Exercise brief ▸
Extract the full set of records, then give each one again exactly.

───── Records to use

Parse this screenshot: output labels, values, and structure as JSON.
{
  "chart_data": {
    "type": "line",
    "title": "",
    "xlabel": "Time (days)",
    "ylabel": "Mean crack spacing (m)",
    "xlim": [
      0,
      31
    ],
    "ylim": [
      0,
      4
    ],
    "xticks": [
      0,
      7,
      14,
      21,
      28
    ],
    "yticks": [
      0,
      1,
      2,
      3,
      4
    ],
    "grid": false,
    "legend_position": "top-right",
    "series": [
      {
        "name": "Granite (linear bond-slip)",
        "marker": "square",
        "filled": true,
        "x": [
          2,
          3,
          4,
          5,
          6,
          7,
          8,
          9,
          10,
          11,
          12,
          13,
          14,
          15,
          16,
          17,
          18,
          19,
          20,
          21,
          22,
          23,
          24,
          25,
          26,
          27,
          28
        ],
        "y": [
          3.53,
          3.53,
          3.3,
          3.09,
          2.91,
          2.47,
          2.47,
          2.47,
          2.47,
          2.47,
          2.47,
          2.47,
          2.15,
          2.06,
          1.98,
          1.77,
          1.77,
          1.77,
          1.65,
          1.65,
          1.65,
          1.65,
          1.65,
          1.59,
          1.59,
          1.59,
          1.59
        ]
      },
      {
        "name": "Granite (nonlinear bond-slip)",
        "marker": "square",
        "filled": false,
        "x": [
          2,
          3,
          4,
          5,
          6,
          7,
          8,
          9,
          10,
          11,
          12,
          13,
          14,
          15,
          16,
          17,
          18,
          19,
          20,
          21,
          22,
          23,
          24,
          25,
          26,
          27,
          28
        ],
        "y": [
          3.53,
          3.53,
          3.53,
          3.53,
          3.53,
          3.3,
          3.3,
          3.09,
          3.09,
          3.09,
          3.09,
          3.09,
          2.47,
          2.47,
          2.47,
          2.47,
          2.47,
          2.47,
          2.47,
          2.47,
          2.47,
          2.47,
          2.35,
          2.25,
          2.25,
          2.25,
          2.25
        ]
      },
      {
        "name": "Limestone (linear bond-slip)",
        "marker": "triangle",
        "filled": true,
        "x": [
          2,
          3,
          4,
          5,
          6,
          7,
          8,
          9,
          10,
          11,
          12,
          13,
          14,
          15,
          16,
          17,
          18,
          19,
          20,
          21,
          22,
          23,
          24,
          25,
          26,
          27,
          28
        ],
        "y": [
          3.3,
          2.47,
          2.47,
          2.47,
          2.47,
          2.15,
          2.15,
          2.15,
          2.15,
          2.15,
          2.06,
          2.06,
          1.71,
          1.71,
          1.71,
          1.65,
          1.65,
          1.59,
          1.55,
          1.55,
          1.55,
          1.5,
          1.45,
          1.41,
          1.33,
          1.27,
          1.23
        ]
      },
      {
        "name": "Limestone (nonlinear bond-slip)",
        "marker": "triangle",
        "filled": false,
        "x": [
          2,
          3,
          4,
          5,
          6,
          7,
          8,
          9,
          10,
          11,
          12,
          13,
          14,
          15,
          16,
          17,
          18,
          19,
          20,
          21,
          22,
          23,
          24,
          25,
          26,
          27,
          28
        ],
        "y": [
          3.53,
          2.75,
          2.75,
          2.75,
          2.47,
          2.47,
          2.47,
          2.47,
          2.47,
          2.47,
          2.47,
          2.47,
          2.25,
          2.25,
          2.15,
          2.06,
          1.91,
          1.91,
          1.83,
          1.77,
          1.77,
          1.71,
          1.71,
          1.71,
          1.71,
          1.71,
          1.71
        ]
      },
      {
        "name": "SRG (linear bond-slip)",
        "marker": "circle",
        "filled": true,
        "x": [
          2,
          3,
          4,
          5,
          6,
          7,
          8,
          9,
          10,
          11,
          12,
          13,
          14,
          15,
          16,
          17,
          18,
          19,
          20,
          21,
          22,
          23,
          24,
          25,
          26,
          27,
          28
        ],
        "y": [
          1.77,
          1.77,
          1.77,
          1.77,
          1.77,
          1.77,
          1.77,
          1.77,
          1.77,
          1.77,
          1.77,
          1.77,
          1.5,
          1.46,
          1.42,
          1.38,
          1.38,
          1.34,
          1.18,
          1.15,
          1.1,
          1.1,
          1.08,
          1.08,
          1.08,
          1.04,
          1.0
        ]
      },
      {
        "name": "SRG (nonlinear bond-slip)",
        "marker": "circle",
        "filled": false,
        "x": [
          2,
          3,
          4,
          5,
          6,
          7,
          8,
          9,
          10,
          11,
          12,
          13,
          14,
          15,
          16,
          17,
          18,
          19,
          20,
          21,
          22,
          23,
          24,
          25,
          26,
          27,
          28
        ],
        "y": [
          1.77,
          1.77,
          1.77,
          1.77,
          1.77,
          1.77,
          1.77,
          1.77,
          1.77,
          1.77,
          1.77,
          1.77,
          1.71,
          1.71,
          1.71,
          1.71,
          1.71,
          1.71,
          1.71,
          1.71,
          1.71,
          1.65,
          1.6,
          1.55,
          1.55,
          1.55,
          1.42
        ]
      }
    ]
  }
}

──────────

Exercise response ▸
Parse this screenshot: output labels, values, and structure as JSON.
{
  "chart_data": {
    "type": "line",
    "title": "",
    "xlabel": "Time (days)",
    "ylabel": "Mean crack spacing (m)",
    "xlim": [
      0,
      31
    ],
    "ylim": [
      0,
      4
    ],
    "xticks": [
      0,
      7,
      14,
      21,
      28
    ],
    "yticks": [
      0,
      1,
      2,
      3,
      4
    ],
    "grid": false,
    "legend_position": "top-right",
    "series": [
      {
        "name": "Granite (linear bond-slip)",
        "marker": "square",
        "filled": true,
        "x": [
          2,
          3,
          4,
          5,
          6,
          7,
          8,
          9,
          10,
          11,
          12,
          13,
          14,
          15,
          16,
          17,
          18,
          19,
          20,
          21,
          22,
          23,
          24,
          25,
          26,
          27,
          28
        ],
        "y": [
          3.53,
          3.53,
          3.3,
          3.09,
          2.91,
          2.47,
          2.47,
          2.47,
          2.47,
          2.47,
          2.47,
          2.47,
          2.15,
          2.06,
          1.98,
          1.77,
          1.77,
          1.77,
          1.65,
          1.65,
          1.65,
          1.65,
          1.65,
          1.59,
          1.59,
          1.59,
          1.59
        ]
      },
      {
        "name": "Granite (nonlinear bond-slip)",
        "marker": "square",
        "filled": false,
        "x": [
          2,
          3,
          4,
          5,
          6,
          7,
          8,
          9,
          10,
          11,
          12,
          13,
          14,
          15,
          16,
          17,
          18,
          19,
          20,
          21,
          22,
          23,
          24,
          25,
          26,
          27,
          28
        ],
        "y": [
          3.53,
          3.53,
          3.53,
          3.53,
          3.53,
          3.3,
          3.3,
          3.09,
          3.09,
          3.09,
          3.09,
          3.09,
          2.47,
          2.47,
          2.47,
          2.47,
          2.47,
          2.47,
          2.47,
          2.47,
          2.47,
          2.47,
          2.35,
          2.25,
          2.25,
          2.25,
          2.25
        ]
      },
      {
        "name": "Limestone (linear bond-slip)",
        "marker": "triangle",
        "filled": true,
        "x": [
          2,
          3,
          4,
          5,
          6,
          7,
          8,
          9,
          10,
          11,
          12,
          13,
          14,
          15,
          16,
          17,
          18,
          19,
          20,
          21,
          22,
          23,
          24,
          25,
          26,
          27,
          28
        ],
        "y": [
          3.3,
          2.47,
          2.47,
          2.47,
          2.47,
          2.15,
          2.15,
          2.15,
          2.15,
          2.15,
          2.06,
          2.06,
          1.71,
          1.71,
          1.71,
          1.65,
          1.65,
          1.59,
          1.55,
          1.55,
          1.55,
          1.5,
          1.45,
          1.41,
          1.33,
          1.27,
          1.23
        ]
      },
      {
        "name": "Limestone (nonlinear bond-slip)",
        "marker": "triangle",
        "filled": false,
        "x": [
          2,
          3,
          4,
          5,
          6,
          7,
          8,
          9,
          10,
          11,
          12,
          13,
          14,
          15,
          16,
          17,
          18,
          19,
          20,
          21,
          22,
          23,
          24,
          25,
          26,
          27,
          28
        ],
        "y": [
          3.53,
          2.75,
          2.75,
          2.75,
          2.47,
          2.47,
          2.47,
          2.47,
          2.47,
          2.47,
          2.47,
          2.47,
          2.25,
          2.25,
          2.15,
          2.06,
          1.91,
          1.91,
          1.83,
          1.77,
          1.77,
          1.71,
          1.71,
          1.71,
          1.71,
          1.71,
          1.71
        ]
      },
      {
        "name": "SRG (linear bond-slip)",
        "marker": "circle",
        "filled": true,
        "x": [
          2,
          3,
          4,
          5,
          6,
          7,
          8,
          9,
          10,
          11,
          12,
          13,
          14,
          15,
          16,
          17,
          18,
          19,
          20,
          21,
          22,
          23,
          24,
          25,
          26,
          27,
          28
        ],
        "y": [
          1.77,
          1.77,
          1.77,
          1.77,
          1.77,
          1.77,
          1.77,
          1.77,
          1.77,
          1.77,
          1.77,
          1.77,
          1.5,
          1.46,
          1.42,
          1.38,
          1.38,
          1.34,
          1.18,
          1.15,
          1.1,
          1.1,
          1.08,
          1.08,
          1.08,
          1.04,
          1.0
        ]
      },
      {
        "name": "SRG (nonlinear bond-slip)",
        "marker": "circle",
        "filled": false,
        "x": [
          2,
          3,
          4,
          5,
          6,
          7,
          8,
          9,
          10,
          11,
          12,
          13,
          14,
          15,
          16,
          17,
          18,
          19,
          20,
          21,
          22,
          23,
          24,
          25,
          26,
          27,
          28
        ],
        "y": [
          1.77,
          1.77,
          1.77,
          1.77,
          1.77,
          1.77,
          1.77,
          1.77,
          1.77,
          1.77,
          1.77,
          1.77,
          1.71,
          1.71,
          1.71,
          1.71,
          1.71,
          1.71,
          1.71,
          1.71,
          1.71,
          1.65,
          1.6,
          1.55,
          1.55,
          1.55,
          1.42
        ]
      }
    ]
  }
}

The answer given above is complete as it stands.